> What the task asks
Go through the records and copy each line where the word "spline" occurs.

> Input rows
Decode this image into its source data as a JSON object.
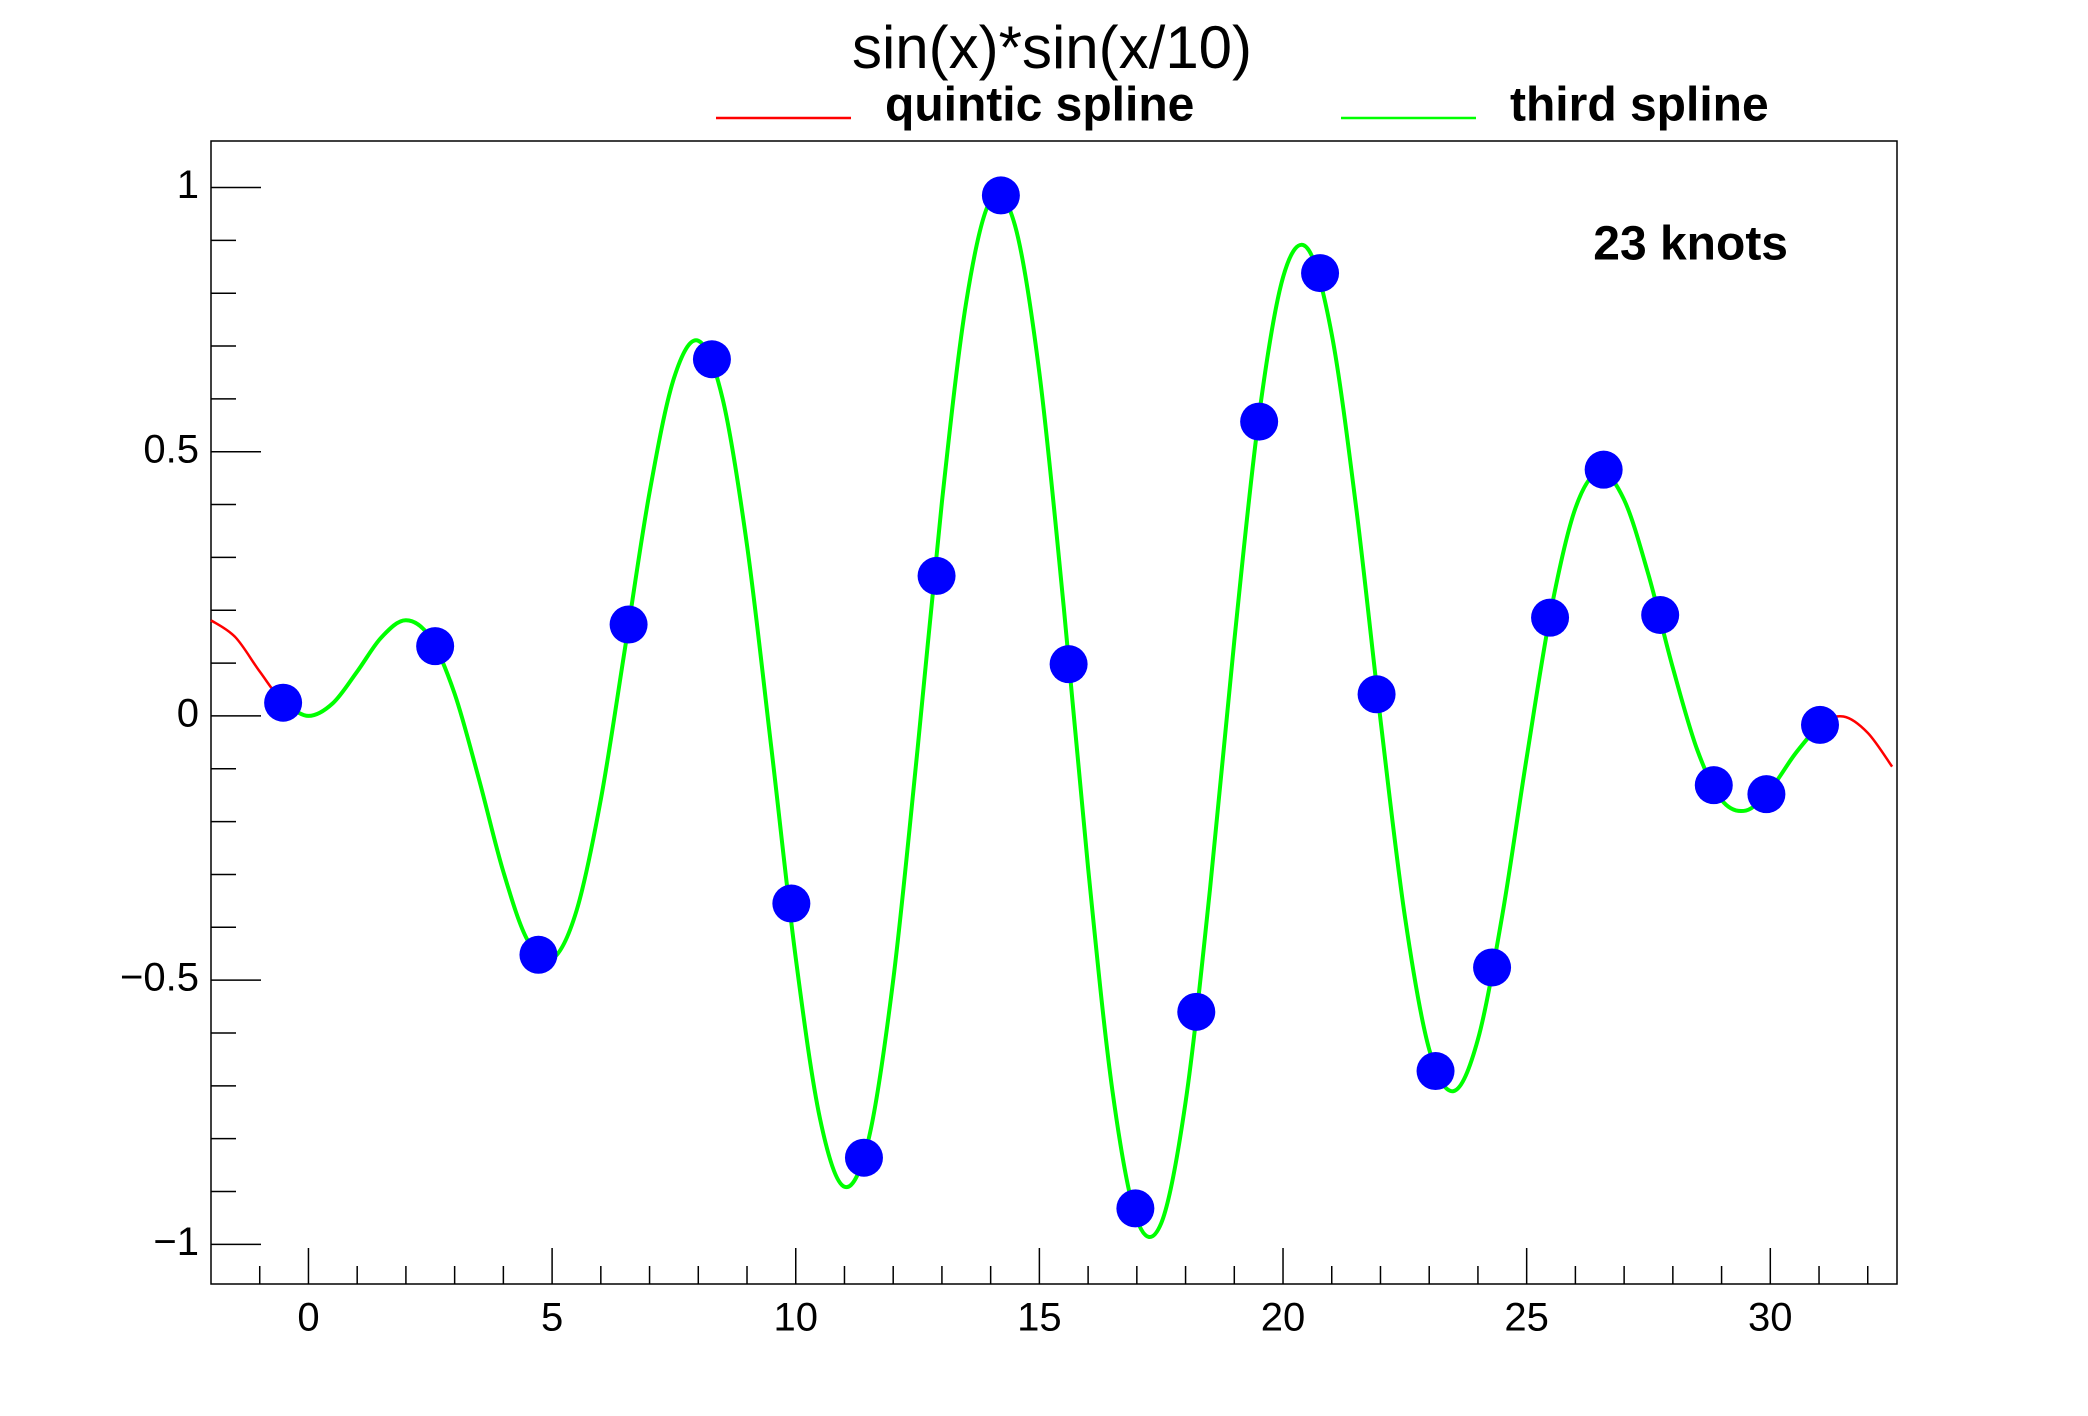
{
  "chart_data": {
    "type": "line",
    "title": "sin(x)*sin(x/10)",
    "annotation": "23 knots",
    "x": [
      -2,
      -1.5,
      -1,
      -0.5,
      0,
      0.5,
      1,
      1.5,
      2,
      2.5,
      3,
      3.5,
      4,
      4.5,
      5,
      5.5,
      6,
      6.5,
      7,
      7.5,
      8,
      8.5,
      9,
      9.5,
      10,
      10.5,
      11,
      11.5,
      12,
      12.5,
      13,
      13.5,
      14,
      14.5,
      15,
      15.5,
      16,
      16.5,
      17,
      17.5,
      18,
      18.5,
      19,
      19.5,
      20,
      20.5,
      21,
      21.5,
      22,
      22.5,
      23,
      23.5,
      24,
      24.5,
      25,
      25.5,
      26,
      26.5,
      27,
      27.5,
      28,
      28.5,
      29,
      29.5,
      30,
      30.5,
      31,
      31.5,
      32,
      32.5
    ],
    "series": [
      {
        "name": "quintic spline",
        "color": "#ff0000",
        "values": [
          0.181,
          0.149,
          0.084,
          0.024,
          0,
          0.024,
          0.084,
          0.149,
          0.181,
          0.148,
          0.042,
          -0.12,
          -0.295,
          -0.425,
          -0.46,
          -0.369,
          -0.158,
          0.13,
          0.423,
          0.639,
          0.71,
          0.6,
          0.323,
          -0.061,
          -0.458,
          -0.763,
          -0.891,
          -0.799,
          -0.5,
          -0.063,
          0.405,
          0.784,
          0.976,
          0.928,
          0.649,
          0.206,
          -0.288,
          -0.71,
          -0.953,
          -0.96,
          -0.731,
          -0.329,
          0.142,
          0.563,
          0.83,
          0.885,
          0.722,
          0.395,
          -0.007,
          -0.379,
          -0.631,
          -0.71,
          -0.612,
          -0.377,
          -0.079,
          0.2,
          0.393,
          0.462,
          0.409,
          0.267,
          0.091,
          -0.064,
          -0.159,
          -0.179,
          -0.139,
          -0.073,
          -0.017,
          -0.001,
          -0.032,
          -0.096
        ]
      },
      {
        "name": "third spline",
        "color": "#00ff00",
        "values": [
          null,
          null,
          null,
          0.024,
          0,
          0.024,
          0.084,
          0.149,
          0.181,
          0.148,
          0.042,
          -0.12,
          -0.295,
          -0.425,
          -0.46,
          -0.369,
          -0.158,
          0.13,
          0.423,
          0.639,
          0.71,
          0.6,
          0.323,
          -0.061,
          -0.458,
          -0.763,
          -0.891,
          -0.799,
          -0.5,
          -0.063,
          0.405,
          0.784,
          0.976,
          0.928,
          0.649,
          0.206,
          -0.288,
          -0.71,
          -0.953,
          -0.96,
          -0.731,
          -0.329,
          0.142,
          0.563,
          0.83,
          0.885,
          0.722,
          0.395,
          -0.007,
          -0.379,
          -0.631,
          -0.71,
          -0.612,
          -0.377,
          -0.079,
          0.2,
          0.393,
          0.462,
          0.409,
          0.267,
          0.091,
          -0.064,
          -0.159,
          -0.179,
          -0.139,
          -0.073,
          -0.017,
          null,
          null,
          null
        ]
      }
    ],
    "markers": {
      "color": "#0000ff",
      "x": [
        -0.52,
        2.6,
        4.72,
        6.57,
        8.28,
        9.91,
        11.4,
        12.89,
        14.21,
        15.6,
        16.97,
        18.22,
        19.51,
        20.76,
        21.92,
        23.13,
        24.29,
        25.48,
        26.58,
        27.74,
        28.84,
        29.92,
        31.02
      ],
      "values": [
        0.025,
        0.132,
        -0.452,
        0.173,
        0.675,
        -0.355,
        -0.836,
        0.265,
        0.985,
        0.098,
        -0.932,
        -0.56,
        0.557,
        0.838,
        0.041,
        -0.672,
        -0.476,
        0.186,
        0.466,
        0.191,
        -0.131,
        -0.148,
        -0.017
      ]
    },
    "xlim": [
      -2,
      32.6
    ],
    "ylim": [
      -1.075,
      1.088
    ],
    "xticks": [
      0,
      5,
      10,
      15,
      20,
      25,
      30
    ],
    "yticks": [
      {
        "value": -1,
        "label": "−1"
      },
      {
        "value": -0.5,
        "label": "−0.5"
      },
      0,
      0.5,
      1
    ],
    "xminorticks": [
      -1,
      1,
      2,
      3,
      4,
      6,
      7,
      8,
      9,
      11,
      12,
      13,
      14,
      16,
      17,
      18,
      19,
      21,
      22,
      23,
      24,
      26,
      27,
      28,
      29,
      31,
      32
    ],
    "yminorticks": [
      -0.9,
      -0.8,
      -0.7,
      -0.6,
      -0.4,
      -0.3,
      -0.2,
      -0.1,
      0.1,
      0.2,
      0.3,
      0.4,
      0.6,
      0.7,
      0.8,
      0.9
    ]
  }
}
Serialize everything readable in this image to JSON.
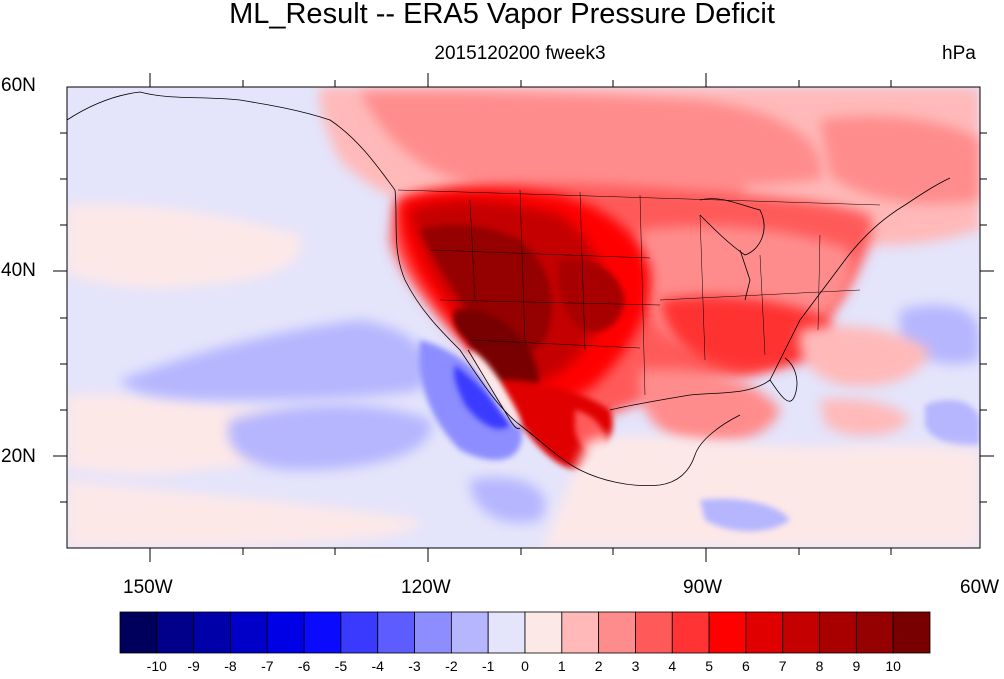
{
  "title": "ML_Result -- ERA5 Vapor Pressure Deficit",
  "subtitle": "2015120200 fweek3",
  "units": "hPa",
  "lat_labels": [
    "60N",
    "40N",
    "20N"
  ],
  "lon_labels": [
    "150W",
    "120W",
    "90W",
    "60W"
  ],
  "colorbar": {
    "labels": [
      "-10",
      "-9",
      "-8",
      "-7",
      "-6",
      "-5",
      "-4",
      "-3",
      "-2",
      "-1",
      "0",
      "1",
      "2",
      "3",
      "4",
      "5",
      "6",
      "7",
      "8",
      "9",
      "10"
    ],
    "colors": [
      "#00005c",
      "#00008a",
      "#0000a8",
      "#0000c8",
      "#0000e6",
      "#0a0aff",
      "#3a3aff",
      "#5c5cff",
      "#8d8dff",
      "#b6b6ff",
      "#e4e4fb",
      "#fde8e8",
      "#ffb9b9",
      "#ff8c8c",
      "#ff5a5a",
      "#ff3333",
      "#ff0000",
      "#e00000",
      "#c40000",
      "#a80000",
      "#950000",
      "#780000"
    ]
  },
  "extent": {
    "lon_min": -160,
    "lon_max": -60,
    "lat_min": 10,
    "lat_max": 60
  }
}
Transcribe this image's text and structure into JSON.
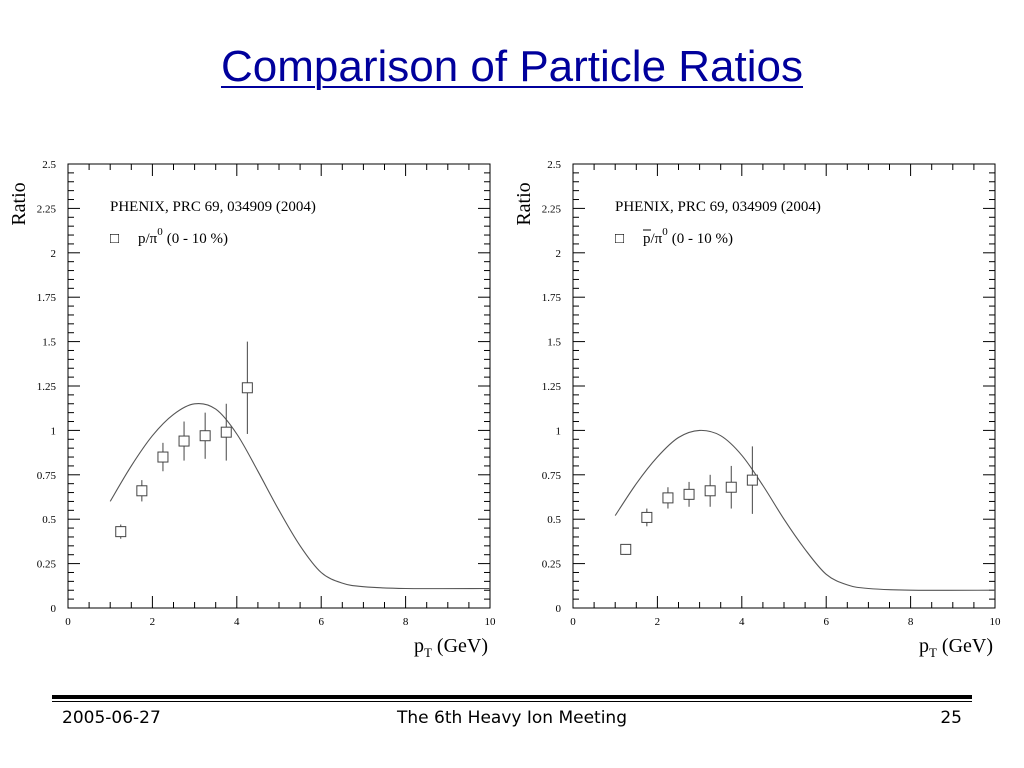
{
  "slide": {
    "title": "Comparison of Particle Ratios"
  },
  "footer": {
    "date": "2005-06-27",
    "event": "The 6th Heavy Ion Meeting",
    "page": "25"
  },
  "colors": {
    "title": "#00009c",
    "marker": "#444444",
    "curve": "#555555"
  },
  "chart_data": [
    {
      "type": "scatter",
      "ylabel": "Ratio",
      "xlabel_main": "p",
      "xlabel_sub": "T",
      "xlabel_units": "(GeV)",
      "xlim": [
        0,
        10
      ],
      "ylim": [
        0,
        2.5
      ],
      "x_ticks": [
        "0",
        "2",
        "4",
        "6",
        "8",
        "10"
      ],
      "y_ticks": [
        "0",
        "0.25",
        "0.5",
        "0.75",
        "1",
        "1.25",
        "1.5",
        "1.75",
        "2",
        "2.25",
        "2.5"
      ],
      "grid": false,
      "legend": {
        "reference": "PHENIX, PRC 69, 034909 (2004)",
        "marker_glyph": "□",
        "ratio_num": "p/π",
        "ratio_num_bar": false,
        "ratio_den_sup": "0",
        "centrality": "(0 - 10 %)"
      },
      "series": [
        {
          "x": [
            1.25,
            1.75,
            2.25,
            2.75,
            3.25,
            3.75,
            4.25
          ],
          "y": [
            0.43,
            0.66,
            0.85,
            0.94,
            0.97,
            0.99,
            1.24
          ],
          "err": [
            0.04,
            0.06,
            0.08,
            0.11,
            0.13,
            0.16,
            0.26
          ]
        }
      ],
      "curve": {
        "x": [
          1.0,
          1.5,
          2.0,
          2.5,
          3.0,
          3.5,
          4.0,
          4.5,
          5.0,
          5.5,
          6.0,
          6.5,
          7.0,
          8.0,
          10.0
        ],
        "y": [
          0.6,
          0.8,
          0.97,
          1.09,
          1.15,
          1.12,
          0.98,
          0.77,
          0.55,
          0.35,
          0.2,
          0.14,
          0.12,
          0.11,
          0.11
        ]
      }
    },
    {
      "type": "scatter",
      "ylabel": "Ratio",
      "xlabel_main": "p",
      "xlabel_sub": "T",
      "xlabel_units": "(GeV)",
      "xlim": [
        0,
        10
      ],
      "ylim": [
        0,
        2.5
      ],
      "x_ticks": [
        "0",
        "2",
        "4",
        "6",
        "8",
        "10"
      ],
      "y_ticks": [
        "0",
        "0.25",
        "0.5",
        "0.75",
        "1",
        "1.25",
        "1.5",
        "1.75",
        "2",
        "2.25",
        "2.5"
      ],
      "grid": false,
      "legend": {
        "reference": "PHENIX, PRC 69, 034909 (2004)",
        "marker_glyph": "□",
        "ratio_num": "p/π",
        "ratio_num_bar": true,
        "ratio_den_sup": "0",
        "centrality": "(0 - 10 %)"
      },
      "series": [
        {
          "x": [
            1.25,
            1.75,
            2.25,
            2.75,
            3.25,
            3.75,
            4.25
          ],
          "y": [
            0.33,
            0.51,
            0.62,
            0.64,
            0.66,
            0.68,
            0.72
          ],
          "err": [
            0.03,
            0.05,
            0.06,
            0.07,
            0.09,
            0.12,
            0.19
          ]
        }
      ],
      "curve": {
        "x": [
          1.0,
          1.5,
          2.0,
          2.5,
          3.0,
          3.5,
          4.0,
          4.5,
          5.0,
          5.5,
          6.0,
          6.5,
          7.0,
          8.0,
          10.0
        ],
        "y": [
          0.52,
          0.7,
          0.85,
          0.96,
          1.0,
          0.97,
          0.86,
          0.69,
          0.5,
          0.33,
          0.19,
          0.13,
          0.11,
          0.1,
          0.1
        ]
      }
    }
  ]
}
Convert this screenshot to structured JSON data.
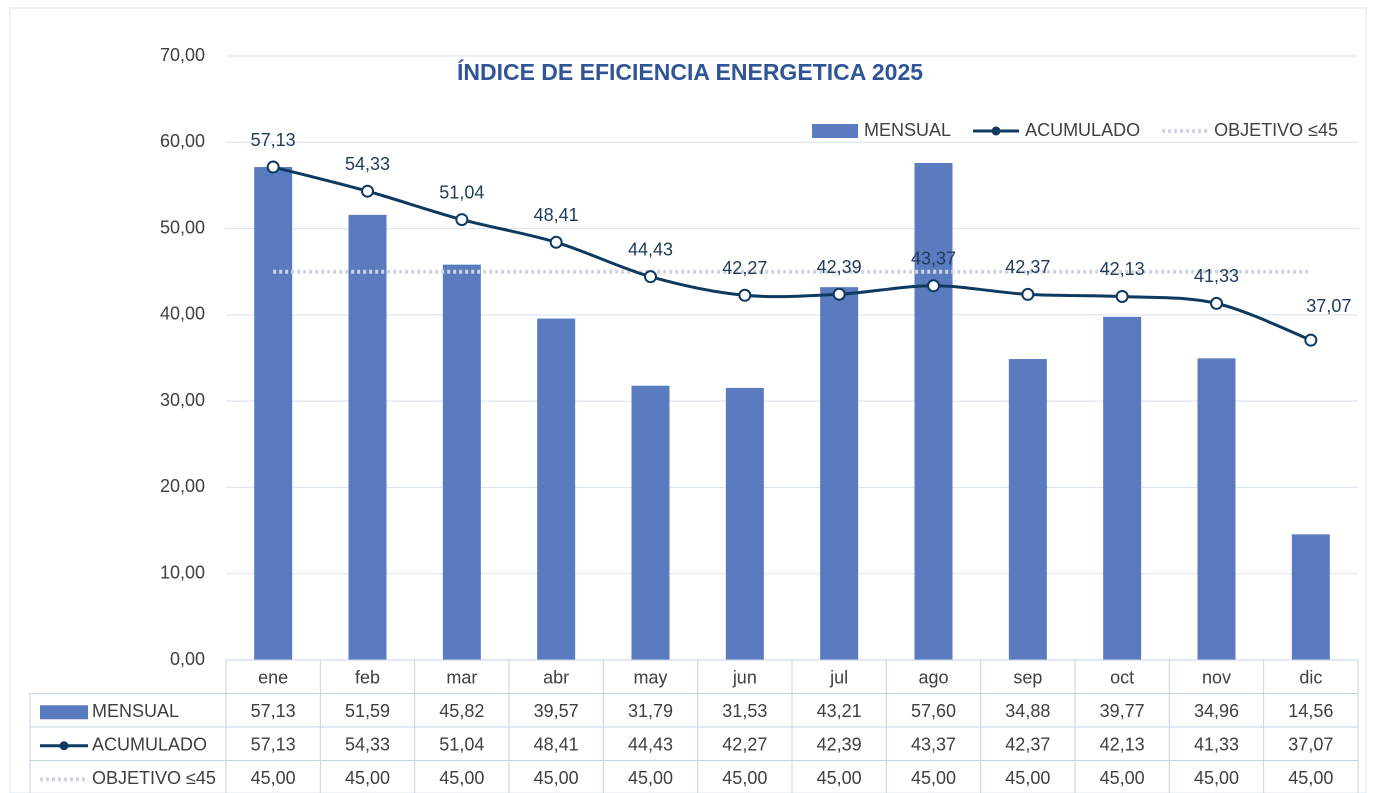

> Exercise output
        "name": "quintic spline",
        "name": "third spline",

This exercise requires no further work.